WRITTEN TASK: Search the material for the string "label" and copy each line where it occurs.

___ RECORDS FOR THE EXERCISE ___

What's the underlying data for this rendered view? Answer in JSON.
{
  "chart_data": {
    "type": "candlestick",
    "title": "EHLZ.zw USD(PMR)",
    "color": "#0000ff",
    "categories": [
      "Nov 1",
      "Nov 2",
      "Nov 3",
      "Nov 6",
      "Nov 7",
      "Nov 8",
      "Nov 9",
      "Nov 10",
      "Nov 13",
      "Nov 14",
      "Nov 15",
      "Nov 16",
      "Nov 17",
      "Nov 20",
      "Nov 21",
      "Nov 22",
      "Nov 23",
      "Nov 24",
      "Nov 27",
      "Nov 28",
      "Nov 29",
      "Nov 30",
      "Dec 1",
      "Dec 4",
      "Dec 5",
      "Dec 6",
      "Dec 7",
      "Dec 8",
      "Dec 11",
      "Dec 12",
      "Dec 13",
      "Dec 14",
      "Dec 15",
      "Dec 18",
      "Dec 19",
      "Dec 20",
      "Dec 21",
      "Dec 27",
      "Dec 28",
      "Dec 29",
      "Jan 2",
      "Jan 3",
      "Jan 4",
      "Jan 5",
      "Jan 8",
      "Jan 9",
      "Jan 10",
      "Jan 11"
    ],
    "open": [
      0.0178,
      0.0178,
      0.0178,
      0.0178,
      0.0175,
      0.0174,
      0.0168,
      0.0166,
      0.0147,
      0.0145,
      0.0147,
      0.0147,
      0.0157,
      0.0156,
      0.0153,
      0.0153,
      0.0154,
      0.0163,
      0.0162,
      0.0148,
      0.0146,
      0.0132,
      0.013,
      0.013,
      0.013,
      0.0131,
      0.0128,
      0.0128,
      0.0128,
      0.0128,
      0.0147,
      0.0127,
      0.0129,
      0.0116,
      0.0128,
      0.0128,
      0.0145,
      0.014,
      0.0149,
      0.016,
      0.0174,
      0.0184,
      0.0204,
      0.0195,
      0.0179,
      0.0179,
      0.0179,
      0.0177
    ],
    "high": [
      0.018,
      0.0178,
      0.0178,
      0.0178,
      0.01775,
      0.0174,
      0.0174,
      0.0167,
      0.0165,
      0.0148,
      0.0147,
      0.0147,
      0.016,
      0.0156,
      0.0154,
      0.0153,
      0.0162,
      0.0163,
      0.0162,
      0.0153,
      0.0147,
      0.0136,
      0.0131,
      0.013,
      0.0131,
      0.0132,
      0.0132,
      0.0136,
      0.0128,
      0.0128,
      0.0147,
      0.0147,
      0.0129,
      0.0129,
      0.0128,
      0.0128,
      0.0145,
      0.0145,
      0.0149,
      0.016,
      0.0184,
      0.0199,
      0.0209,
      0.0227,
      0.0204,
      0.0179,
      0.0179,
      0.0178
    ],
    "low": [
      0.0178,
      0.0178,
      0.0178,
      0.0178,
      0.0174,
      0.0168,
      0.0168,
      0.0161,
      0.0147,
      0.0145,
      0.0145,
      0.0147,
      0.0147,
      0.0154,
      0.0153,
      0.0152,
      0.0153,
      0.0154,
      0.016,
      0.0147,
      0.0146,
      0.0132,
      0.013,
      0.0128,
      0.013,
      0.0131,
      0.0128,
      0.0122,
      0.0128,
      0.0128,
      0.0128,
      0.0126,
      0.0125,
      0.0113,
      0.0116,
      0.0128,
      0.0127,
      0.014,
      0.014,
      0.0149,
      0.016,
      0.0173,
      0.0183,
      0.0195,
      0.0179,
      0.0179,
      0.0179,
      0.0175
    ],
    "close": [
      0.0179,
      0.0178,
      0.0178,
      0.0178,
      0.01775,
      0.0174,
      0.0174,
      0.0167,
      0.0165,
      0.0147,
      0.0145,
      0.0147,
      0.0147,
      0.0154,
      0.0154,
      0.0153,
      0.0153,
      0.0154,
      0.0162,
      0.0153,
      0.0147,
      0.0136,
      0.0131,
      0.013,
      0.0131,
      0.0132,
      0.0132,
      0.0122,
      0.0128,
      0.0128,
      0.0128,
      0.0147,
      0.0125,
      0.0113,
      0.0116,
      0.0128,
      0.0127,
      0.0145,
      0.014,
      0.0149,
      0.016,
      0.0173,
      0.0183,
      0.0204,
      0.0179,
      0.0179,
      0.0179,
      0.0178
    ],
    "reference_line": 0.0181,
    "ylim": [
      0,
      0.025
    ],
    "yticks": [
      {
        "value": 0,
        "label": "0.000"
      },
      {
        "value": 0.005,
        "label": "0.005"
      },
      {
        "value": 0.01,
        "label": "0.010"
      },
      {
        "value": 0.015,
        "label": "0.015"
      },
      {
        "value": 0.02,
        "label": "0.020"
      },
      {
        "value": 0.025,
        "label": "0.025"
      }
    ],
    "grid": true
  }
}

___

PROBLEM SOLUTION:
        "label": "0.000"
        "label": "0.005"
        "label": "0.010"
        "label": "0.015"
        "label": "0.020"
        "label": "0.025"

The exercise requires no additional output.